Provided entries ▸
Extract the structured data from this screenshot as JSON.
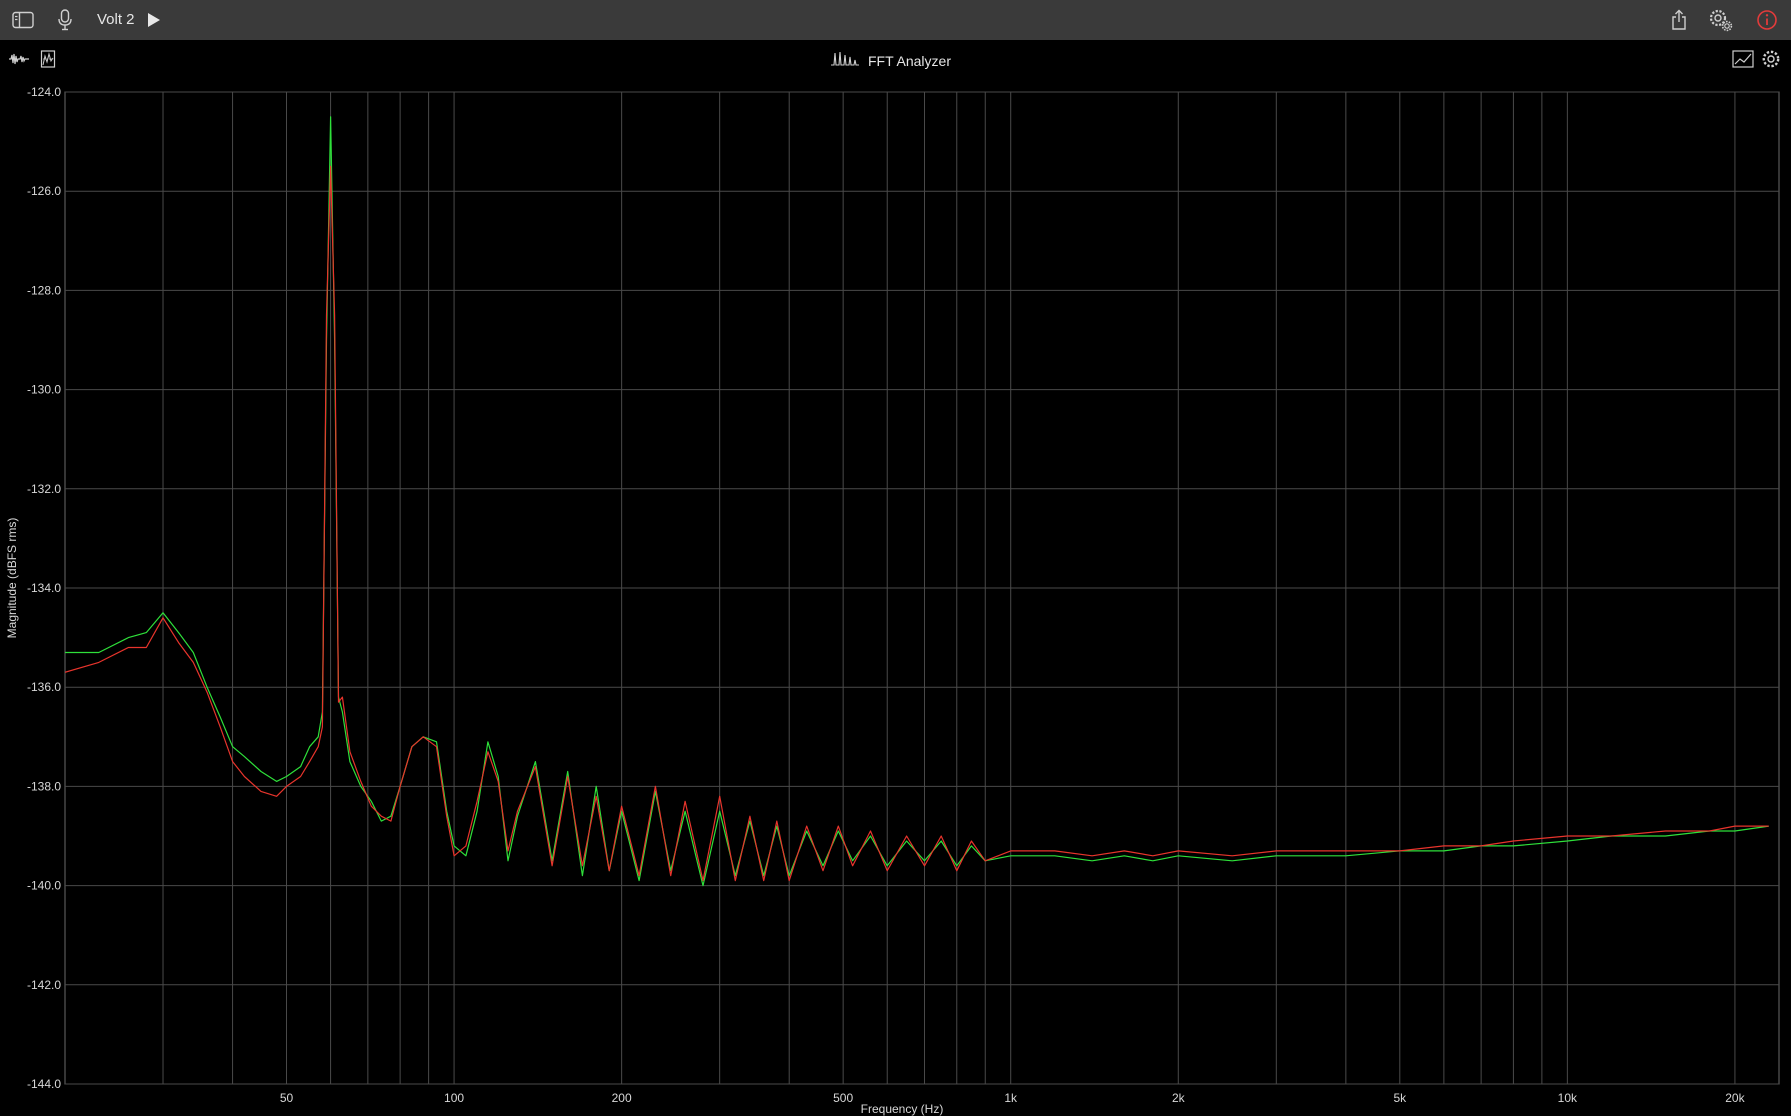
{
  "titlebar": {
    "title": "Volt 2",
    "icons": [
      "sidebar-icon",
      "microphone-icon",
      "play-icon",
      "share-icon",
      "settings-gear-icon",
      "info-icon"
    ],
    "info_color": "#e23b3b"
  },
  "subbar": {
    "title": "FFT Analyzer",
    "icons": [
      "waveform-icon",
      "spectrum-bars-icon",
      "fft-peaks-icon",
      "chart-line-icon",
      "gear-icon"
    ]
  },
  "chart_data": {
    "type": "line",
    "title": "",
    "xlabel": "Frequency (Hz)",
    "ylabel": "Magnitude (dBFS rms)",
    "x_scale": "log",
    "xlim": [
      20,
      24000
    ],
    "ylim": [
      -144,
      -124
    ],
    "grid": true,
    "y_ticks": [
      -124,
      -126,
      -128,
      -130,
      -132,
      -134,
      -136,
      -138,
      -140,
      -142,
      -144
    ],
    "y_tick_labels": [
      "-124.0",
      "-126.0",
      "-128.0",
      "-130.0",
      "-132.0",
      "-134.0",
      "-136.0",
      "-138.0",
      "-140.0",
      "-142.0",
      "-144.0"
    ],
    "x_tick_labels": [
      {
        "v": 50,
        "label": "50"
      },
      {
        "v": 100,
        "label": "100"
      },
      {
        "v": 200,
        "label": "200"
      },
      {
        "v": 500,
        "label": "500"
      },
      {
        "v": 1000,
        "label": "1k"
      },
      {
        "v": 2000,
        "label": "2k"
      },
      {
        "v": 5000,
        "label": "5k"
      },
      {
        "v": 10000,
        "label": "10k"
      },
      {
        "v": 20000,
        "label": "20k"
      }
    ],
    "series": [
      {
        "color": "#2ee03a",
        "x": [
          20,
          23,
          26,
          28,
          30,
          32,
          34,
          36,
          38,
          40,
          42,
          45,
          48,
          50,
          53,
          55,
          57,
          58,
          59,
          60,
          61,
          62,
          63,
          65,
          68,
          71,
          74,
          77,
          80,
          84,
          88,
          93,
          97,
          100,
          105,
          110,
          115,
          120,
          125,
          130,
          140,
          150,
          160,
          170,
          180,
          190,
          200,
          215,
          230,
          245,
          260,
          280,
          300,
          320,
          340,
          360,
          380,
          400,
          430,
          460,
          490,
          520,
          560,
          600,
          650,
          700,
          750,
          800,
          850,
          900,
          1000,
          1200,
          1400,
          1600,
          1800,
          2000,
          2500,
          3000,
          3500,
          4000,
          5000,
          6000,
          7000,
          8000,
          10000,
          12000,
          15000,
          18000,
          20000,
          23000
        ],
        "y": [
          -135.3,
          -135.3,
          -135.0,
          -134.9,
          -134.5,
          -134.9,
          -135.3,
          -136.0,
          -136.6,
          -137.2,
          -137.4,
          -137.7,
          -137.9,
          -137.8,
          -137.6,
          -137.2,
          -137.0,
          -136.5,
          -129.0,
          -124.5,
          -129.0,
          -136.2,
          -136.5,
          -137.5,
          -138.0,
          -138.3,
          -138.7,
          -138.6,
          -138.0,
          -137.2,
          -137.0,
          -137.1,
          -138.5,
          -139.2,
          -139.4,
          -138.5,
          -137.1,
          -137.8,
          -139.5,
          -138.6,
          -137.5,
          -139.5,
          -137.7,
          -139.8,
          -138.0,
          -139.7,
          -138.5,
          -139.9,
          -138.1,
          -139.7,
          -138.5,
          -140.0,
          -138.5,
          -139.8,
          -138.7,
          -139.8,
          -138.8,
          -139.8,
          -138.9,
          -139.6,
          -138.9,
          -139.5,
          -139.0,
          -139.6,
          -139.1,
          -139.5,
          -139.1,
          -139.6,
          -139.2,
          -139.5,
          -139.4,
          -139.4,
          -139.5,
          -139.4,
          -139.5,
          -139.4,
          -139.5,
          -139.4,
          -139.4,
          -139.4,
          -139.3,
          -139.3,
          -139.2,
          -139.2,
          -139.1,
          -139.0,
          -139.0,
          -138.9,
          -138.9,
          -138.8
        ]
      },
      {
        "color": "#e8342c",
        "x": [
          20,
          23,
          26,
          28,
          30,
          32,
          34,
          36,
          38,
          40,
          42,
          45,
          48,
          50,
          53,
          55,
          57,
          58,
          59,
          60,
          61,
          62,
          63,
          65,
          68,
          71,
          74,
          77,
          80,
          84,
          88,
          93,
          97,
          100,
          105,
          110,
          115,
          120,
          125,
          130,
          140,
          150,
          160,
          170,
          180,
          190,
          200,
          215,
          230,
          245,
          260,
          280,
          300,
          320,
          340,
          360,
          380,
          400,
          430,
          460,
          490,
          520,
          560,
          600,
          650,
          700,
          750,
          800,
          850,
          900,
          1000,
          1200,
          1400,
          1600,
          1800,
          2000,
          2500,
          3000,
          3500,
          4000,
          5000,
          6000,
          7000,
          8000,
          10000,
          12000,
          15000,
          18000,
          20000,
          23000
        ],
        "y": [
          -135.7,
          -135.5,
          -135.2,
          -135.2,
          -134.6,
          -135.1,
          -135.5,
          -136.1,
          -136.8,
          -137.5,
          -137.8,
          -138.1,
          -138.2,
          -138.0,
          -137.8,
          -137.5,
          -137.2,
          -136.8,
          -128.5,
          -125.5,
          -128.5,
          -136.3,
          -136.2,
          -137.3,
          -137.9,
          -138.4,
          -138.6,
          -138.7,
          -138.0,
          -137.2,
          -137.0,
          -137.2,
          -138.6,
          -139.4,
          -139.2,
          -138.3,
          -137.3,
          -137.9,
          -139.3,
          -138.5,
          -137.6,
          -139.6,
          -137.8,
          -139.6,
          -138.2,
          -139.7,
          -138.4,
          -139.8,
          -138.0,
          -139.8,
          -138.3,
          -139.9,
          -138.2,
          -139.9,
          -138.6,
          -139.9,
          -138.7,
          -139.9,
          -138.8,
          -139.7,
          -138.8,
          -139.6,
          -138.9,
          -139.7,
          -139.0,
          -139.6,
          -139.0,
          -139.7,
          -139.1,
          -139.5,
          -139.3,
          -139.3,
          -139.4,
          -139.3,
          -139.4,
          -139.3,
          -139.4,
          -139.3,
          -139.3,
          -139.3,
          -139.3,
          -139.2,
          -139.2,
          -139.1,
          -139.0,
          -139.0,
          -138.9,
          -138.9,
          -138.8,
          -138.8
        ]
      }
    ]
  }
}
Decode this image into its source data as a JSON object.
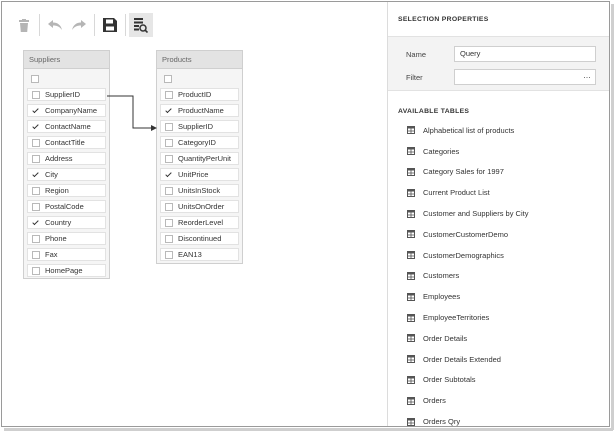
{
  "toolbar": {
    "buttons": [
      {
        "name": "delete-button",
        "icon": "trash-icon"
      },
      {
        "name": "undo-button",
        "icon": "undo-icon"
      },
      {
        "name": "redo-button",
        "icon": "redo-icon"
      },
      {
        "name": "save-button",
        "icon": "save-icon"
      },
      {
        "name": "preview-results-button",
        "icon": "data-preview-icon"
      }
    ]
  },
  "tables": {
    "suppliers": {
      "title": "Suppliers",
      "fields": [
        {
          "label": "SupplierID",
          "checked": false
        },
        {
          "label": "CompanyName",
          "checked": true
        },
        {
          "label": "ContactName",
          "checked": true
        },
        {
          "label": "ContactTitle",
          "checked": false
        },
        {
          "label": "Address",
          "checked": false
        },
        {
          "label": "City",
          "checked": true
        },
        {
          "label": "Region",
          "checked": false
        },
        {
          "label": "PostalCode",
          "checked": false
        },
        {
          "label": "Country",
          "checked": true
        },
        {
          "label": "Phone",
          "checked": false
        },
        {
          "label": "Fax",
          "checked": false
        },
        {
          "label": "HomePage",
          "checked": false
        }
      ]
    },
    "products": {
      "title": "Products",
      "fields": [
        {
          "label": "ProductID",
          "checked": false
        },
        {
          "label": "ProductName",
          "checked": true
        },
        {
          "label": "SupplierID",
          "checked": false
        },
        {
          "label": "CategoryID",
          "checked": false
        },
        {
          "label": "QuantityPerUnit",
          "checked": false
        },
        {
          "label": "UnitPrice",
          "checked": true
        },
        {
          "label": "UnitsInStock",
          "checked": false
        },
        {
          "label": "UnitsOnOrder",
          "checked": false
        },
        {
          "label": "ReorderLevel",
          "checked": false
        },
        {
          "label": "Discontinued",
          "checked": false
        },
        {
          "label": "EAN13",
          "checked": false
        }
      ]
    }
  },
  "panel": {
    "selection_title": "SELECTION PROPERTIES",
    "name_label": "Name",
    "name_value": "Query",
    "filter_label": "Filter",
    "filter_value": "",
    "filter_button": "…",
    "available_title": "AVAILABLE TABLES",
    "available_tables": [
      "Alphabetical list of products",
      "Categories",
      "Category Sales for 1997",
      "Current Product List",
      "Customer and Suppliers by City",
      "CustomerCustomerDemo",
      "CustomerDemographics",
      "Customers",
      "Employees",
      "EmployeeTerritories",
      "Order Details",
      "Order Details Extended",
      "Order Subtotals",
      "Orders",
      "Orders Qry"
    ]
  },
  "colors": {
    "accent_dark": "#333333",
    "icon_gray": "#b5b5b5",
    "header_gray": "#e3e3e3",
    "panel_gray": "#f3f3f3"
  }
}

Task to complete ▸ Working from the entries above, return all lines that contain "Details".

Worked solution ▸
      "Order Details",
      "Order Details Extended",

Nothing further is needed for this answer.